State how many lines of the listing below include the word "this". Give only the number.

═════ DATA ═════

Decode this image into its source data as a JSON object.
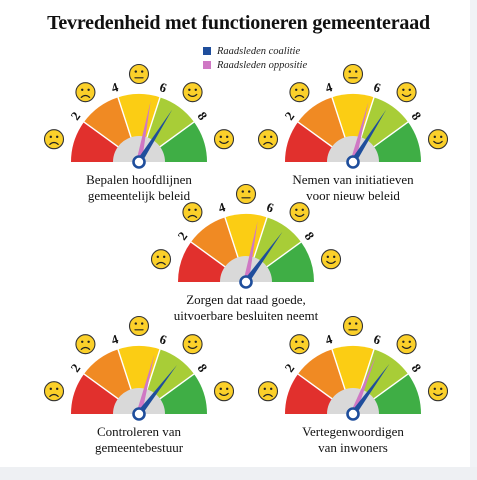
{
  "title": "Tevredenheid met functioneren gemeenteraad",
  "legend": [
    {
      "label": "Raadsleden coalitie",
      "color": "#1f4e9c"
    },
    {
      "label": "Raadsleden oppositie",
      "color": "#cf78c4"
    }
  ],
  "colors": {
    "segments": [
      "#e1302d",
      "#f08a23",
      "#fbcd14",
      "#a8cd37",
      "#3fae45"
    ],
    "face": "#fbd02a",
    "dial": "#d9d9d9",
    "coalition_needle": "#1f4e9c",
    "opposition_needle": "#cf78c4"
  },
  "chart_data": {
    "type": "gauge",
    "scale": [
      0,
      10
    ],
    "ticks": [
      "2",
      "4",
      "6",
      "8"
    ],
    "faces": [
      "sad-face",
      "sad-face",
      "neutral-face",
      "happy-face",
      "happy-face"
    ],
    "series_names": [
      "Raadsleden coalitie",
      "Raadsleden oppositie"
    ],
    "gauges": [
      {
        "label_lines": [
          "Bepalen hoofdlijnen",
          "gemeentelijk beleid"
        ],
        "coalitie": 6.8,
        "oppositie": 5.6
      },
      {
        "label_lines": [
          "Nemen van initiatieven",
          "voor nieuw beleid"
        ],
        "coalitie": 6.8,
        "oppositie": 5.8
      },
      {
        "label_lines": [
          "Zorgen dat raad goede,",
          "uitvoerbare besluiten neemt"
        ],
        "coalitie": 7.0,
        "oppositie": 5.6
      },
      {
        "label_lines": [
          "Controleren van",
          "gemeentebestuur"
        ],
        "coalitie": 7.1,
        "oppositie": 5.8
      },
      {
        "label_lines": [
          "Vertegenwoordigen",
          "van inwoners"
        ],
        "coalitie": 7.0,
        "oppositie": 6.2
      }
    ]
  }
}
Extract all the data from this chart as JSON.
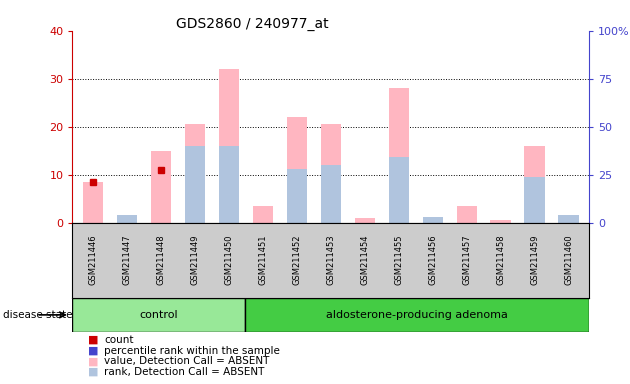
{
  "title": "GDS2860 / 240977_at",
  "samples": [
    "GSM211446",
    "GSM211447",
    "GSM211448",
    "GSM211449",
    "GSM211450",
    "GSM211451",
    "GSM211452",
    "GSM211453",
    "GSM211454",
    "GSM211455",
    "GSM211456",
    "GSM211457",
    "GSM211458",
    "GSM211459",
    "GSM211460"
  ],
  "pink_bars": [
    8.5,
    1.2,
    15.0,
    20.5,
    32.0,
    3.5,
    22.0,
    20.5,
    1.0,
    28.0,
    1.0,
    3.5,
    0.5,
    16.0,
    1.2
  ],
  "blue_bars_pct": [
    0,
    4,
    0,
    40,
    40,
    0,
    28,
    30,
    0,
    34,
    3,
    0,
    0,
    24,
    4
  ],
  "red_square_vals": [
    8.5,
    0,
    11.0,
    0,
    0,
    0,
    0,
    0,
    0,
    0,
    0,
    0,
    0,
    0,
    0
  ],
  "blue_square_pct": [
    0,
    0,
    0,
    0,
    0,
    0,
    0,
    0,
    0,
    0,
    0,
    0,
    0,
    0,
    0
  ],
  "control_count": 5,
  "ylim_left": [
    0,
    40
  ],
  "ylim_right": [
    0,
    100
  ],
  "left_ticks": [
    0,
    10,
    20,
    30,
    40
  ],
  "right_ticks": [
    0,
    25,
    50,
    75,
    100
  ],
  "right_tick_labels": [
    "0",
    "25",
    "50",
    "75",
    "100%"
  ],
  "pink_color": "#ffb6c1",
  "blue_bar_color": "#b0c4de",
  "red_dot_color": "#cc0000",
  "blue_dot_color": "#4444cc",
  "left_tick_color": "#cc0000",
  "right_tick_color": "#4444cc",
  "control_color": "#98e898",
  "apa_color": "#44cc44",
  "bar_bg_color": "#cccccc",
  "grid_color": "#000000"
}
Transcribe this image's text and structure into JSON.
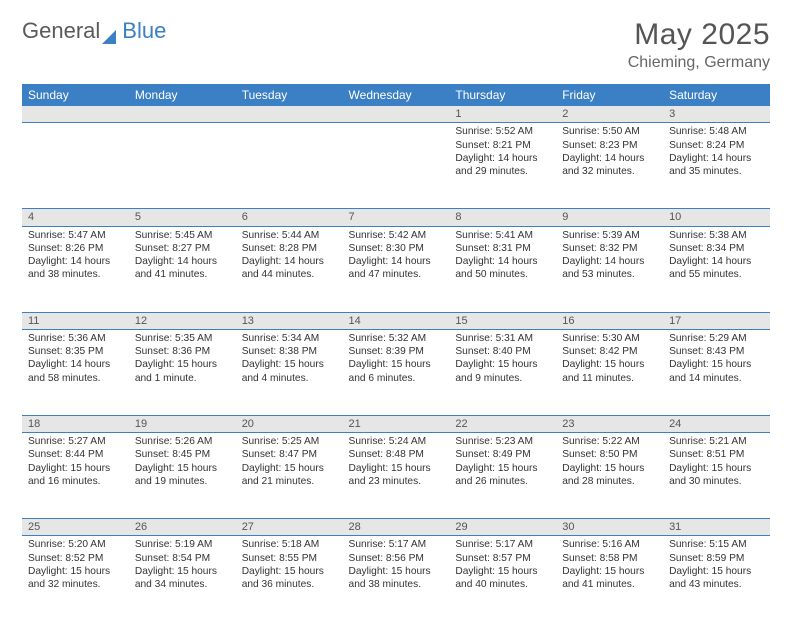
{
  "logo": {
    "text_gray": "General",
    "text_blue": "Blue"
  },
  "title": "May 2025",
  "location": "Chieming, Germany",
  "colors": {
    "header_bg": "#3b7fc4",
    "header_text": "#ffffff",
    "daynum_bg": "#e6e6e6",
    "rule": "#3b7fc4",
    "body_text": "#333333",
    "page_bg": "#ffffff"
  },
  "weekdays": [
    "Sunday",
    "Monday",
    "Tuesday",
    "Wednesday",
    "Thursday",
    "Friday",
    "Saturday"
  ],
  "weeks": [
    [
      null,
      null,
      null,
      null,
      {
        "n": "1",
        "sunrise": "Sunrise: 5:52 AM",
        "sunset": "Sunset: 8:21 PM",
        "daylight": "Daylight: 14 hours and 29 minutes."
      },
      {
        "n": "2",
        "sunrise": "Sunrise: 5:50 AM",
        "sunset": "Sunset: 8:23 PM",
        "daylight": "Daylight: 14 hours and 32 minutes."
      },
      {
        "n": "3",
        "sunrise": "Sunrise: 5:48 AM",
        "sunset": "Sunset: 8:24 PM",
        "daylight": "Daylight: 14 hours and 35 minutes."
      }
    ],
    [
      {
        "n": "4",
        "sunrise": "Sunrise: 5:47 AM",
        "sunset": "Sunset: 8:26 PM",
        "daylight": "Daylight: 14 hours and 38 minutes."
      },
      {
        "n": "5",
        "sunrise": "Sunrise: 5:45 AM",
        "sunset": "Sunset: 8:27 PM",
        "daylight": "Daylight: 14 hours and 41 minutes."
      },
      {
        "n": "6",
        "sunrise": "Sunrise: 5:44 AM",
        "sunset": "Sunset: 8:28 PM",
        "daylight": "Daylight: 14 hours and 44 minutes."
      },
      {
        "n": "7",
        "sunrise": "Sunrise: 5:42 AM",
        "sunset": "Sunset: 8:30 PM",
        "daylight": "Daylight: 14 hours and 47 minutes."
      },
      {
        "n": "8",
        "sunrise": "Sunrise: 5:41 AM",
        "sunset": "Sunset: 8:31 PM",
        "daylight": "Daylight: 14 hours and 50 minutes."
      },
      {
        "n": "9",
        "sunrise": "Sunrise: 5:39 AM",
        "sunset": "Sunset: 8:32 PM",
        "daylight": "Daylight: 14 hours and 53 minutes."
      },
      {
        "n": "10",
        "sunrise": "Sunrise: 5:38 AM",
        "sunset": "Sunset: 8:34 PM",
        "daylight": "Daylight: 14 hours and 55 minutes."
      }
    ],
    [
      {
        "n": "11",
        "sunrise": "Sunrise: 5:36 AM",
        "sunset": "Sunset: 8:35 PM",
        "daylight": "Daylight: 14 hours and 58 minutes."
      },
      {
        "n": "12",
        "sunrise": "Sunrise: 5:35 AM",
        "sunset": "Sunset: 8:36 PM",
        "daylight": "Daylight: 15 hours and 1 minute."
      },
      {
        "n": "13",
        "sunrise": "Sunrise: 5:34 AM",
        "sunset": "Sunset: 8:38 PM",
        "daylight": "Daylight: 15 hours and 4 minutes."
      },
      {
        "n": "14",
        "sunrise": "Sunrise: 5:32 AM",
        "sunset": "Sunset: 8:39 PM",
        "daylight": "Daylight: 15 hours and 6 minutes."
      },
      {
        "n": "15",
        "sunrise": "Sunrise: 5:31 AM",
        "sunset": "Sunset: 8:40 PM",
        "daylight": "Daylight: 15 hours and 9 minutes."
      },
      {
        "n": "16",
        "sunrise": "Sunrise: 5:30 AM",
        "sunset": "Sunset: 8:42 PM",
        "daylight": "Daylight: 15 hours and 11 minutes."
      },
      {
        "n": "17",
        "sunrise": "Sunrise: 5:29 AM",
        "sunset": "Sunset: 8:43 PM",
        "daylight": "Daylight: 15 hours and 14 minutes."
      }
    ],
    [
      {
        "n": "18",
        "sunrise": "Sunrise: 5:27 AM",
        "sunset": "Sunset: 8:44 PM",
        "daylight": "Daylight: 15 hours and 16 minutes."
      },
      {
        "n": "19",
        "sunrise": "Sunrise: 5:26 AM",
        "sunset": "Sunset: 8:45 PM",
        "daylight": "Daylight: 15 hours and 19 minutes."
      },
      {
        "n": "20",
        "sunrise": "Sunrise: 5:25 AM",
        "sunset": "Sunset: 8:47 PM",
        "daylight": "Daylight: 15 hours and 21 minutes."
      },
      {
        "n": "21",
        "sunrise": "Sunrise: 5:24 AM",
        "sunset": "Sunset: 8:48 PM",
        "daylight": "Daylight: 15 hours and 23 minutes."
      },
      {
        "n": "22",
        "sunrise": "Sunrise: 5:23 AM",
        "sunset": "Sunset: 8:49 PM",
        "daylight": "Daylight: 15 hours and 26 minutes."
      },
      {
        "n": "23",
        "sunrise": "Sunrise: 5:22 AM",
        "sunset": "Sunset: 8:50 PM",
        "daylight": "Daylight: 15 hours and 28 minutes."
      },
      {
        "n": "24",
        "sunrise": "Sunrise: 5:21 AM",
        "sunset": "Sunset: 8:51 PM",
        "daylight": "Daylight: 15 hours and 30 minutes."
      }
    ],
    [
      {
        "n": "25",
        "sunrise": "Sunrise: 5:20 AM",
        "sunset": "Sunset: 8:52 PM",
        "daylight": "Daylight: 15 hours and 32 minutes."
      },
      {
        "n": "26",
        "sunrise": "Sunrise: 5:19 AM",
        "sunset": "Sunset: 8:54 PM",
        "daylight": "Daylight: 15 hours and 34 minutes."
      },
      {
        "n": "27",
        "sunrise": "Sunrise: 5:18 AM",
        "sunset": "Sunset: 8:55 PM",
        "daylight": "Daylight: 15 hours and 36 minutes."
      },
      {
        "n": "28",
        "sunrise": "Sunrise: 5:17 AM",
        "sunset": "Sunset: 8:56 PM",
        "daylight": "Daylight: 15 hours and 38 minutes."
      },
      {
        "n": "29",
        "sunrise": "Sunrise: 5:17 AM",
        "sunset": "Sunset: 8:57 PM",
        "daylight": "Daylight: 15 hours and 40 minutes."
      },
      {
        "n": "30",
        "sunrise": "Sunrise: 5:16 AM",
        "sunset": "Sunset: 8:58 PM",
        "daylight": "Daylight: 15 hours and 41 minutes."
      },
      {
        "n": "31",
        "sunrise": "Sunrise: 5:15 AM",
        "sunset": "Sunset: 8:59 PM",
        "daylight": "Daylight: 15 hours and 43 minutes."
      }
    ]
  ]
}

═════

*TASK RESPONSE*: 3